◆ **YOUR INSTRUCTIONS**: Each line below that contains "PSQI" counts once; report the total and nothing more.

◆ **RECORD EXCERPTS**:
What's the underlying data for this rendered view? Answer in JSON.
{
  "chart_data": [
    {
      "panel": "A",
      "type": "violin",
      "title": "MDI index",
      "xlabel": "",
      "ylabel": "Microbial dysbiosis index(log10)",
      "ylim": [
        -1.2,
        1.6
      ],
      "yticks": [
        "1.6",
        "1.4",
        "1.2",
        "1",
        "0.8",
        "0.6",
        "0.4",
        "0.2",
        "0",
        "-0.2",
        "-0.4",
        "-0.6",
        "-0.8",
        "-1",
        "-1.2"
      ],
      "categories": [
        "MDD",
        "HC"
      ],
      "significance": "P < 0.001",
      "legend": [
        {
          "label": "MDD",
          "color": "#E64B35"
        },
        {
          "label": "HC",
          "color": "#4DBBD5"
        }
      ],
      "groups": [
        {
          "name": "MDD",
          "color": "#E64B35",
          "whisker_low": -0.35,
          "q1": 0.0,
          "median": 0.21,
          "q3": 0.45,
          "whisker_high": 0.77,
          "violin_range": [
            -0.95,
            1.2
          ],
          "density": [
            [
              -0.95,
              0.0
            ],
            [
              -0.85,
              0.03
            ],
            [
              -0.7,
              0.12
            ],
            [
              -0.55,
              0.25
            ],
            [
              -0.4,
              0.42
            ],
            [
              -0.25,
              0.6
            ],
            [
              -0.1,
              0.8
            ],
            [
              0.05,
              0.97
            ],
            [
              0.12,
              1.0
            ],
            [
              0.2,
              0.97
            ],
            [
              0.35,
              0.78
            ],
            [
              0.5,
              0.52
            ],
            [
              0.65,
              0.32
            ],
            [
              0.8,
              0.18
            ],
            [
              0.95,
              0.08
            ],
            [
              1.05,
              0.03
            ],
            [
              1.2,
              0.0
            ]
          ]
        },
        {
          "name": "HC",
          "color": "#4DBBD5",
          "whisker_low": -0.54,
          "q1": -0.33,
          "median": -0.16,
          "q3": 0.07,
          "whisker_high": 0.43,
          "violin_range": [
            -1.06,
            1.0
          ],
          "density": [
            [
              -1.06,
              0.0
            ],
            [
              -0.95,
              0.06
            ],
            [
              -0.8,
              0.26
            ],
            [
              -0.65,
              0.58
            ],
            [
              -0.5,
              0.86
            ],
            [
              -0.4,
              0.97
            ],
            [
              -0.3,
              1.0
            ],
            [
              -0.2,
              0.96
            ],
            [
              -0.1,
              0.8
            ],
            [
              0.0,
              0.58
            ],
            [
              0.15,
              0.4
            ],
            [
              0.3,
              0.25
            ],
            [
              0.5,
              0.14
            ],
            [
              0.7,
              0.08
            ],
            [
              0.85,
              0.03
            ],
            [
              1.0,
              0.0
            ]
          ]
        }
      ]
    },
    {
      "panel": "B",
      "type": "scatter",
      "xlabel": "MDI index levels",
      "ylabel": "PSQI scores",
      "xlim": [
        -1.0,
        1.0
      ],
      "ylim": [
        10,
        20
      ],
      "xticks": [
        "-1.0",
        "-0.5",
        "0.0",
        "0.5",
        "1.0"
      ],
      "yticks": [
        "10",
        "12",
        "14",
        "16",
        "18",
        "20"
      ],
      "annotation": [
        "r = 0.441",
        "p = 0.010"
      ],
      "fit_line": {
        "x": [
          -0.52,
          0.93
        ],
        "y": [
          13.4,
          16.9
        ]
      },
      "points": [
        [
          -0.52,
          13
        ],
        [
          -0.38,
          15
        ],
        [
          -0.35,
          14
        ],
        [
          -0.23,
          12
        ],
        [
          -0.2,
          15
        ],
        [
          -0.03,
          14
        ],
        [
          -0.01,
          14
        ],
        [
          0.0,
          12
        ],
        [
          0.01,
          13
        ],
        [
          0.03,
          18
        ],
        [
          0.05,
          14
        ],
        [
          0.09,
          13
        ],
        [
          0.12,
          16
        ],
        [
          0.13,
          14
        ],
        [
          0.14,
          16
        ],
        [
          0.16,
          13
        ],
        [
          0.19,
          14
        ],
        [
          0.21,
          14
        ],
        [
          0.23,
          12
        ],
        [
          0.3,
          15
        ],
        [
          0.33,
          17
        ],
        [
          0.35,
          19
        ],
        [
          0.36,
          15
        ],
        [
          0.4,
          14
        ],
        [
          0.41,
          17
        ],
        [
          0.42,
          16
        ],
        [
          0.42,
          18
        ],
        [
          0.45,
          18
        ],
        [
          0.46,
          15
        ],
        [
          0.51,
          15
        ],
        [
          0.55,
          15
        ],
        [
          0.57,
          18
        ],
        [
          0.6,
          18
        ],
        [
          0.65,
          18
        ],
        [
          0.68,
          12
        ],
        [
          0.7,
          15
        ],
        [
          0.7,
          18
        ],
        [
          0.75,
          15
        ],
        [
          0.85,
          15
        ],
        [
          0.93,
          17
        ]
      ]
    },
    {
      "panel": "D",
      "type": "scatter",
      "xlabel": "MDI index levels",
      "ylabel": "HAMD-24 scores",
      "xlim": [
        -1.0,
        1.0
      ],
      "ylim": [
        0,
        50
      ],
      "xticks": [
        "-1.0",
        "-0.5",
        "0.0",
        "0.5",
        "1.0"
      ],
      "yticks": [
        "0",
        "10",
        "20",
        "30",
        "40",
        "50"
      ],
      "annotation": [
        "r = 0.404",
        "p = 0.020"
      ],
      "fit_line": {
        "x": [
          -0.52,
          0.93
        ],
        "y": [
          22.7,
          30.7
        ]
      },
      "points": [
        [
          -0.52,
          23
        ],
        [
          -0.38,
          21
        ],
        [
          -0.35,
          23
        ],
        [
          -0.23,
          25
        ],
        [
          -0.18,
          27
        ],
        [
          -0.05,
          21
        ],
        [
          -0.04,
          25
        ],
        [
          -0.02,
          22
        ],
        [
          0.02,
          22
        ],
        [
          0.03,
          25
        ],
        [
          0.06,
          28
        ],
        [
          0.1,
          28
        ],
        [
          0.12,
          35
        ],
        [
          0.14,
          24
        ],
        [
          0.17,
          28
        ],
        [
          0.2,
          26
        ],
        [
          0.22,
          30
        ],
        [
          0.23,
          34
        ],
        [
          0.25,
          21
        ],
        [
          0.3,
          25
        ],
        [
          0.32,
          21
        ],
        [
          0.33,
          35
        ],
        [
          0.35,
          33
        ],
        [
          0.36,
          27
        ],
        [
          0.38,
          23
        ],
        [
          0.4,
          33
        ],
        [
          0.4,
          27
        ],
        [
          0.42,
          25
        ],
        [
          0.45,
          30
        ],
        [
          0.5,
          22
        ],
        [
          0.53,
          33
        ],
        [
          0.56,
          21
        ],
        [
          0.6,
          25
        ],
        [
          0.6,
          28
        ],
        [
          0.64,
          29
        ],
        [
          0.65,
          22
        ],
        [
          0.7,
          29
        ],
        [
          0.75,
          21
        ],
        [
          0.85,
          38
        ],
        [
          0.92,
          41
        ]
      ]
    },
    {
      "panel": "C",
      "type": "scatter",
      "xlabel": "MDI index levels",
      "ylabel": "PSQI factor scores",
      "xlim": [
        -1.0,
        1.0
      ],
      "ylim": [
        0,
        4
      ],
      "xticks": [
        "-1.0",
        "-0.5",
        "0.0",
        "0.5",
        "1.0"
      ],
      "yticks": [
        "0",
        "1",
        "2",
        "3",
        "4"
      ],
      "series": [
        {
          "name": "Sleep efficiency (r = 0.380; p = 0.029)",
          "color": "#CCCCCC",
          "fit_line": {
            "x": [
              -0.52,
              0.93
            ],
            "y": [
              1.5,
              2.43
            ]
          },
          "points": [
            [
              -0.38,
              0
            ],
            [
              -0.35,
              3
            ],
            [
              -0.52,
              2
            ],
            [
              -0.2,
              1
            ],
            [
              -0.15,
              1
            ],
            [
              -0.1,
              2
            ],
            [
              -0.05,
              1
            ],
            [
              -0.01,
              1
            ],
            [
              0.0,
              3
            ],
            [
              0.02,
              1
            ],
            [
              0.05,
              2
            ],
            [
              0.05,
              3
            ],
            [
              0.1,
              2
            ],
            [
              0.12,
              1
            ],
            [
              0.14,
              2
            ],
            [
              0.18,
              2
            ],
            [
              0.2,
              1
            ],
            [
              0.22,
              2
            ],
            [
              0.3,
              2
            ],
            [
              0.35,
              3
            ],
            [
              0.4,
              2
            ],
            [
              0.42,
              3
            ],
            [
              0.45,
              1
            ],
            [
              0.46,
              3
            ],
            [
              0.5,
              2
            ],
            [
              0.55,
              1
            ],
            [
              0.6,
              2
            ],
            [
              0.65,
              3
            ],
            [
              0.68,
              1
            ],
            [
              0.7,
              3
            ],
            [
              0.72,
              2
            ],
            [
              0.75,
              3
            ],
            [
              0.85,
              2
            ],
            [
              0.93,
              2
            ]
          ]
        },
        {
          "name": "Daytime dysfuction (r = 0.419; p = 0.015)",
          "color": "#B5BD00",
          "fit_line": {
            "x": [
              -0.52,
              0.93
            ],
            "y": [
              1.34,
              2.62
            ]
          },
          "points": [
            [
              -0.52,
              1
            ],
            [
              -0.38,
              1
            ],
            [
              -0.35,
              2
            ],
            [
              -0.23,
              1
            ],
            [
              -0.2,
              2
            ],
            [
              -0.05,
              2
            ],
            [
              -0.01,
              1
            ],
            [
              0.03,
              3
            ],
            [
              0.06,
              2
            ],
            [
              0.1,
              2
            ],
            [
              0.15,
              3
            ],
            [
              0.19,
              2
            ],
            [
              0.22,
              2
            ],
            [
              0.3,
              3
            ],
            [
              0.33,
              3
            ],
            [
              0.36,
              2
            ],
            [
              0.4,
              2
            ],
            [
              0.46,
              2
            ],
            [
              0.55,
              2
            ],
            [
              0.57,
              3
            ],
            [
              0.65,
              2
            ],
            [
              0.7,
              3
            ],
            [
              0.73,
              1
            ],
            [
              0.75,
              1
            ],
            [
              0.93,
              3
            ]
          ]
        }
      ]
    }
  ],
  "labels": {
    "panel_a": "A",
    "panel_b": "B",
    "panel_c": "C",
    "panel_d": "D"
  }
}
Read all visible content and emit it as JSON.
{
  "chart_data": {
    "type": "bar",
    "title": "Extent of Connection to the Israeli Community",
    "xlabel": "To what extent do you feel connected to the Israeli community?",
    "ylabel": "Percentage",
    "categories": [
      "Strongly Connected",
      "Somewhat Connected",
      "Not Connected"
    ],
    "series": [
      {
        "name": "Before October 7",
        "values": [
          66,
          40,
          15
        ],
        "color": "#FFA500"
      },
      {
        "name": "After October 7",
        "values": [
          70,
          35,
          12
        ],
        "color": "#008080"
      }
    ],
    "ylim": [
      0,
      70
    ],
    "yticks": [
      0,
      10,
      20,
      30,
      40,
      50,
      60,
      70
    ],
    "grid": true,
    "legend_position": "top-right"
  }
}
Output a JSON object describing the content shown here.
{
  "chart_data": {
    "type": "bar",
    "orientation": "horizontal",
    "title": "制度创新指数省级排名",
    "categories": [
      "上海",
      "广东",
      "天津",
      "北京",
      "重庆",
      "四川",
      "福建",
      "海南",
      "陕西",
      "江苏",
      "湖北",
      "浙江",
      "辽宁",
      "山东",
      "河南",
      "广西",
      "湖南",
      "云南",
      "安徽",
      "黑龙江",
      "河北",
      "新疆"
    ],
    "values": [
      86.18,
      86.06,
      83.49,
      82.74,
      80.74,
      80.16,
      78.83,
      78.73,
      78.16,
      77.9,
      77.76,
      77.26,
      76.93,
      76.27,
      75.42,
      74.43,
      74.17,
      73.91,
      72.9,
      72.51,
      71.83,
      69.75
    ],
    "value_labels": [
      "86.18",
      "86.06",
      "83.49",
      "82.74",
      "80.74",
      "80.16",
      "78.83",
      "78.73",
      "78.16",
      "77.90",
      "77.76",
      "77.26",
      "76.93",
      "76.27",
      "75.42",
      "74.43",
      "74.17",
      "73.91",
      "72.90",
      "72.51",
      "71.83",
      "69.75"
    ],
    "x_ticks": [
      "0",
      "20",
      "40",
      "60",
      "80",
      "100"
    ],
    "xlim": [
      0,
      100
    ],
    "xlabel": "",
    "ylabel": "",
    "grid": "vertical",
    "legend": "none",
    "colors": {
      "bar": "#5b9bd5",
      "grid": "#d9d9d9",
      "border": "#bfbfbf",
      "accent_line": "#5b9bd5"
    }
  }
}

◆ **RESPONSE FOR THIS EXERCISE**: 2